**TASK PROMPT:**
In the entries below, count every line with the string "perform". State the count and nothing else.

>> begin PROVIDED RECORDS

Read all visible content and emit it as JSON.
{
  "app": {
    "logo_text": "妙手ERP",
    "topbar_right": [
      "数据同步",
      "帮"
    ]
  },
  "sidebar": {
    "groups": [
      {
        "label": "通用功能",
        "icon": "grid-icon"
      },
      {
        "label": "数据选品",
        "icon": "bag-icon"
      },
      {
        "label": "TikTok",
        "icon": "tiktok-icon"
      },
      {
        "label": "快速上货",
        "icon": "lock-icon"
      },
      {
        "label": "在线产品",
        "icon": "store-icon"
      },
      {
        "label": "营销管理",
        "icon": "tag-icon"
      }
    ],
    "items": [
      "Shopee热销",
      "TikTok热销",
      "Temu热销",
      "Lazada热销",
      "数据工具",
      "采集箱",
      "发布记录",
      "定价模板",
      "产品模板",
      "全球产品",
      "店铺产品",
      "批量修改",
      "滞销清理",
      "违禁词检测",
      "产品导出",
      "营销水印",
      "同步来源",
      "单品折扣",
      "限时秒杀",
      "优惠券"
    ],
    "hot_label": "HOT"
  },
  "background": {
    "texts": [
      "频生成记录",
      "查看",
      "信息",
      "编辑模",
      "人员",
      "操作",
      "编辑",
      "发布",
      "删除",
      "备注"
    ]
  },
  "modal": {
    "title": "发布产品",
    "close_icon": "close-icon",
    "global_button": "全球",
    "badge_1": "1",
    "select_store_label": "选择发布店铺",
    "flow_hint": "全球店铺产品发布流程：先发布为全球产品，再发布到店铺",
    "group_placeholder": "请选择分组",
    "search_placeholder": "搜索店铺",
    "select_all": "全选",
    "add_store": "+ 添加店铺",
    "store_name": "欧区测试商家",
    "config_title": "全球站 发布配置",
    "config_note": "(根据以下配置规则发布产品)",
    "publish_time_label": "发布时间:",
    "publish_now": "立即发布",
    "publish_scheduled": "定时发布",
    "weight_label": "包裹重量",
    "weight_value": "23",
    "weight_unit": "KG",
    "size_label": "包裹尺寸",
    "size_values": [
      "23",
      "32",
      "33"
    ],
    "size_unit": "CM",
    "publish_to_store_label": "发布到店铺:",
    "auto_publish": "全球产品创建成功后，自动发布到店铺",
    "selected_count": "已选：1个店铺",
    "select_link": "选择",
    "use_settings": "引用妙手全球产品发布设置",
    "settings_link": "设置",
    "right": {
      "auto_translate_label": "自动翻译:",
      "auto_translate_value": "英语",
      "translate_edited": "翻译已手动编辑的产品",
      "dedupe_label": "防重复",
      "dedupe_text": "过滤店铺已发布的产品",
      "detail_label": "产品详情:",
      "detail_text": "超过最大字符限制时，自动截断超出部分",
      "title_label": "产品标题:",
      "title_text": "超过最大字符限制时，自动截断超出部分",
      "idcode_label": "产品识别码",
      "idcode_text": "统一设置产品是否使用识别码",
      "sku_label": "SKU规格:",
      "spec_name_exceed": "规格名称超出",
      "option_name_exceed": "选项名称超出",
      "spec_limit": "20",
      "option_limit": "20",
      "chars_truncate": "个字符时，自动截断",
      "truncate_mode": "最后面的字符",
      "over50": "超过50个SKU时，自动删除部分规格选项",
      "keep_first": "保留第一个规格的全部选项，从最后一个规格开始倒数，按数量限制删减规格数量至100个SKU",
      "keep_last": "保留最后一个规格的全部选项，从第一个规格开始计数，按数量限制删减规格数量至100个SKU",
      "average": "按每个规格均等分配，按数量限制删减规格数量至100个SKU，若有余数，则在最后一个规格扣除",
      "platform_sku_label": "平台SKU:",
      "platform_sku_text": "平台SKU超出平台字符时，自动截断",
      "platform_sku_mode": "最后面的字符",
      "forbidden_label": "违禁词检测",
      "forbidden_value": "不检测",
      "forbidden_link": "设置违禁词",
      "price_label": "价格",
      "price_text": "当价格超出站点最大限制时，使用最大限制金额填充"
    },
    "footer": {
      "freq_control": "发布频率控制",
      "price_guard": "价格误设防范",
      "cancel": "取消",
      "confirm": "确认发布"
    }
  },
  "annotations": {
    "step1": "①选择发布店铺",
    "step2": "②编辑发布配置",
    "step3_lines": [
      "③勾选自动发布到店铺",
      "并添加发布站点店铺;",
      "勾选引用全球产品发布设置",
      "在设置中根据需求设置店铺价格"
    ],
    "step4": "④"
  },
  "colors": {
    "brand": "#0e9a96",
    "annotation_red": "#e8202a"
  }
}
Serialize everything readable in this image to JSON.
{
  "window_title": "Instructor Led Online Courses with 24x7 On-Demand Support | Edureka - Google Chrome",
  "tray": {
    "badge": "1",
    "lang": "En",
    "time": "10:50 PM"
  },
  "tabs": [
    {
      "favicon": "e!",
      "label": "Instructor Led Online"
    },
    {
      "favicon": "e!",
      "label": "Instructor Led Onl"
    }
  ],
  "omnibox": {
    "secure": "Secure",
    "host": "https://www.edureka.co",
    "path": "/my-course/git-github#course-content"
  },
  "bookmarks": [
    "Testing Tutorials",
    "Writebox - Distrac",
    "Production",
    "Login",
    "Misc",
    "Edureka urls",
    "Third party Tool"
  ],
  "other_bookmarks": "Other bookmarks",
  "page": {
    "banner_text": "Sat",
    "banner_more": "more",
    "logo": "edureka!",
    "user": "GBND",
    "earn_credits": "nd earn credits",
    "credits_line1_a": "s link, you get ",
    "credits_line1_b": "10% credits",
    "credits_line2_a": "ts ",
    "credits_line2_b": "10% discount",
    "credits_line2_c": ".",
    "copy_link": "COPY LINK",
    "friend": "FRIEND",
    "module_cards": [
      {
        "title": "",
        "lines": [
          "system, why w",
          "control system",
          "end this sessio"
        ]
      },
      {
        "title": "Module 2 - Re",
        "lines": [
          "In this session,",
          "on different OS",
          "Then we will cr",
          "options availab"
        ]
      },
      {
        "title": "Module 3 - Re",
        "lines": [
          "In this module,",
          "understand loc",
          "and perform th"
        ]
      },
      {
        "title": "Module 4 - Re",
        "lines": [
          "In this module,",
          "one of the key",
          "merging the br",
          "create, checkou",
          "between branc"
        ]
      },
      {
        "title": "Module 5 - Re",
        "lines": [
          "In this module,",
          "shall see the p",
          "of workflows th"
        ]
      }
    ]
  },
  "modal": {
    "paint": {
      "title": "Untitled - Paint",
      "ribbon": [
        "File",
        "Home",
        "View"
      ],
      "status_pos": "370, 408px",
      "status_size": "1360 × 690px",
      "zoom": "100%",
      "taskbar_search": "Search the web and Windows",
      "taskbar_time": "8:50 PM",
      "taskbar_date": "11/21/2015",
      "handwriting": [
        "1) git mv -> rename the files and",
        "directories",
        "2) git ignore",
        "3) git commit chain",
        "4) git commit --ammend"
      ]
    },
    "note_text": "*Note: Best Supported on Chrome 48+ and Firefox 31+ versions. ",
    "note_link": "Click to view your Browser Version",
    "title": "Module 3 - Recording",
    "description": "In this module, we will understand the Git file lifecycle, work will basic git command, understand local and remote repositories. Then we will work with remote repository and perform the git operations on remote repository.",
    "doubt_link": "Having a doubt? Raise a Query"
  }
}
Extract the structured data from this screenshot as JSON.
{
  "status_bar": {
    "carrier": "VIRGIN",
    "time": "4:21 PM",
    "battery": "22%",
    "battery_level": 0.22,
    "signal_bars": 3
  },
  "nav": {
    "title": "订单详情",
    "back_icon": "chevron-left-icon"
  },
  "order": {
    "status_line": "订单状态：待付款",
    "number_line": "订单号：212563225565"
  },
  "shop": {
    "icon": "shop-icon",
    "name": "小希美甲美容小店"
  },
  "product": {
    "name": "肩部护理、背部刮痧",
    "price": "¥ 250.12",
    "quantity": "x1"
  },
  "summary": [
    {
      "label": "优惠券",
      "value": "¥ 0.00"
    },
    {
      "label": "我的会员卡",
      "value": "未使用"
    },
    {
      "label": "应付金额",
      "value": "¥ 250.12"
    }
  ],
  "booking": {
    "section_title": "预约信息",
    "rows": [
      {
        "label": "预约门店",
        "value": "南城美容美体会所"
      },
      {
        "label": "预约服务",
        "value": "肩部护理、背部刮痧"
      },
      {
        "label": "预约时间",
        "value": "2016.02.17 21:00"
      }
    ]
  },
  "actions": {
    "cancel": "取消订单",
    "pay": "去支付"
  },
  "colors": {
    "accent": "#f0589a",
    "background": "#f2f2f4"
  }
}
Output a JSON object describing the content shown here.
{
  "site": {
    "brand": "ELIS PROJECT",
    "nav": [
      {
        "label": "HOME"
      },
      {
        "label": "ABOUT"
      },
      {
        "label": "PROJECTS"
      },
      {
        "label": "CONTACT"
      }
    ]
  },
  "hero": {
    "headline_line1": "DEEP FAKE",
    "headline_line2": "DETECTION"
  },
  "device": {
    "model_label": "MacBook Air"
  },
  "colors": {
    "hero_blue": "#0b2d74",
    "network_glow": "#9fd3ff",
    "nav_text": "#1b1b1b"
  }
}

>> end PROVIDED RECORDS

**TASK SOLUTION:**
2